Where a line of the listing below includes the word "Cattle", reproduce that line.

"""

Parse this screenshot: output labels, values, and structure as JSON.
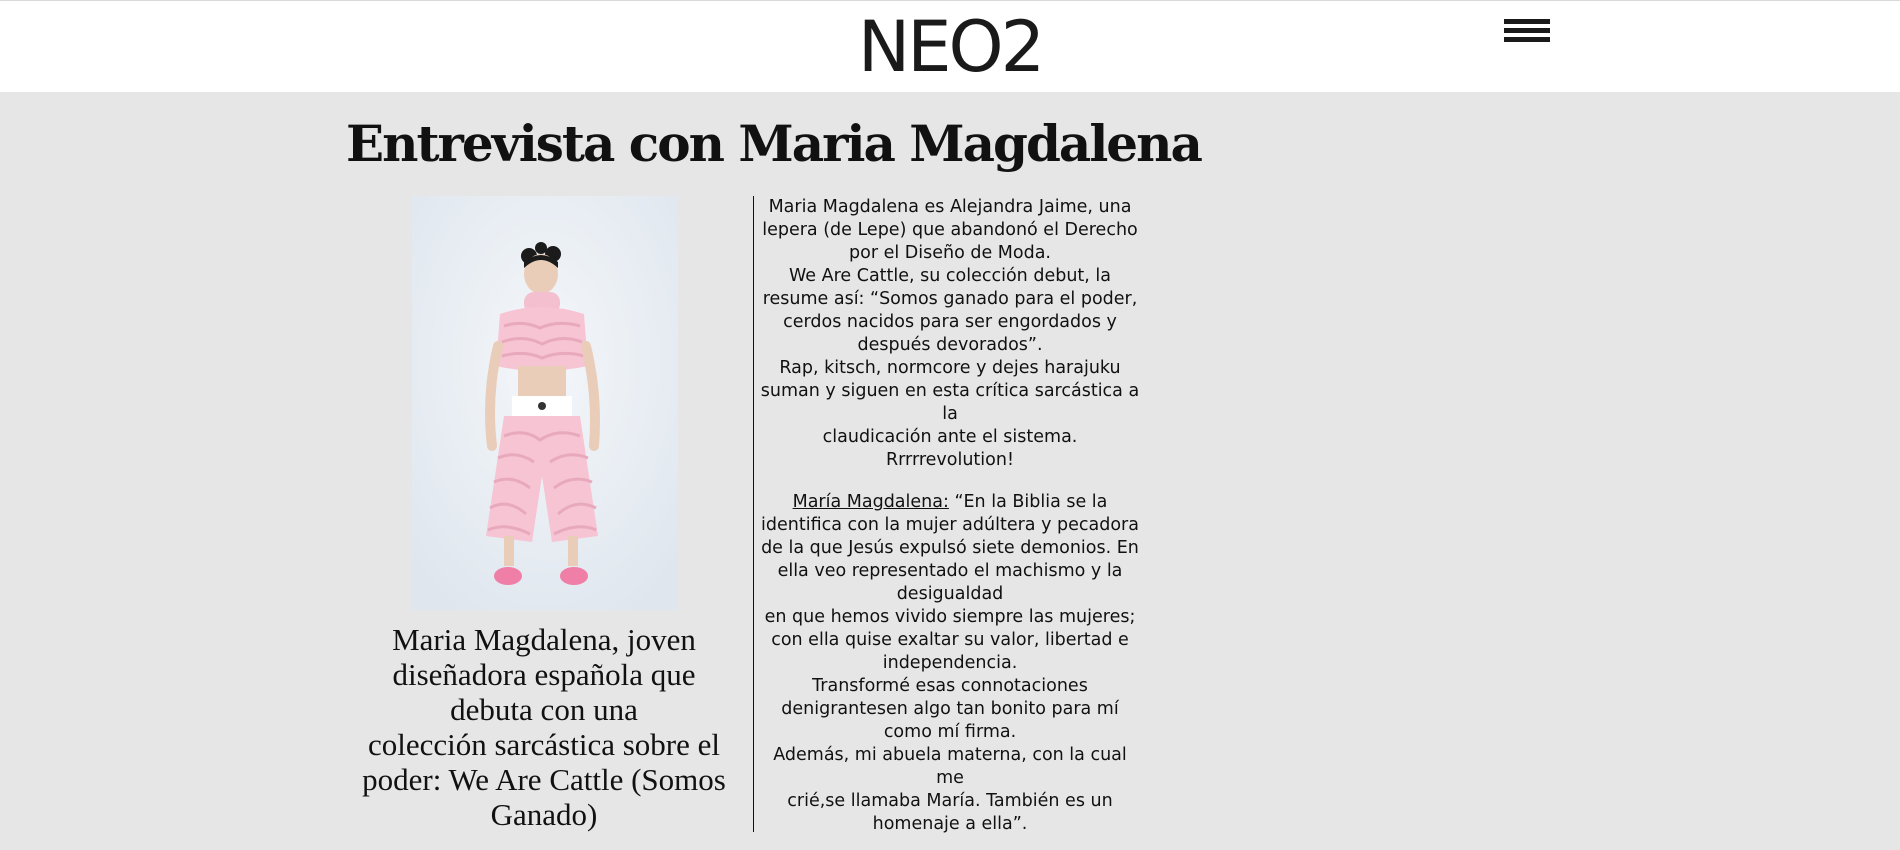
{
  "header": {
    "logo_text": "NEO2",
    "menu_icon": "hamburger-menu-icon"
  },
  "article": {
    "title": "Entrevista con Maria Magdalena",
    "caption_lines": [
      "Maria Magdalena, joven",
      "diseñadora española que",
      "debuta con una",
      "colección sarcástica sobre el",
      "poder: We Are Cattle (Somos",
      "Ganado)"
    ],
    "intro_lines": [
      "Maria Magdalena es Alejandra Jaime, una",
      "lepera (de Lepe) que abandonó el Derecho",
      "por el Diseño de Moda.",
      "We Are Cattle, su colección debut, la",
      "resume así: “Somos ganado para el poder,",
      "cerdos nacidos para ser engordados y",
      "después devorados”.",
      "Rap, kitsch, normcore y dejes harajuku",
      "suman y siguen en esta crítica sarcástica a la",
      "claudicación ante el sistema. Rrrrrevolution!"
    ],
    "speaker": "María Magdalena:",
    "quote_first": " “En la Biblia se la",
    "quote_lines": [
      "identifica con la mujer adúltera y pecadora",
      "de la que Jesús expulsó siete demonios. En",
      "ella veo representado el machismo y la",
      "desigualdad",
      "en que hemos vivido siempre las mujeres;",
      "con ella quise exaltar su valor, libertad e",
      "independencia.",
      "Transformé esas connotaciones",
      "denigrantesen algo tan bonito para mí",
      "como mí firma.",
      "Además, mi abuela materna, con la cual me",
      "crié,se llamaba María. También es un",
      "homenaje a ella”."
    ]
  },
  "colors": {
    "background": "#e6e6e6",
    "header_background": "#ffffff",
    "text": "#111111",
    "outfit_pink": "#f6c4d2"
  }
}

"""

> Answer to this problem:
      "poder: We Are Cattle (Somos",
      "We Are Cattle, su colección debut, la",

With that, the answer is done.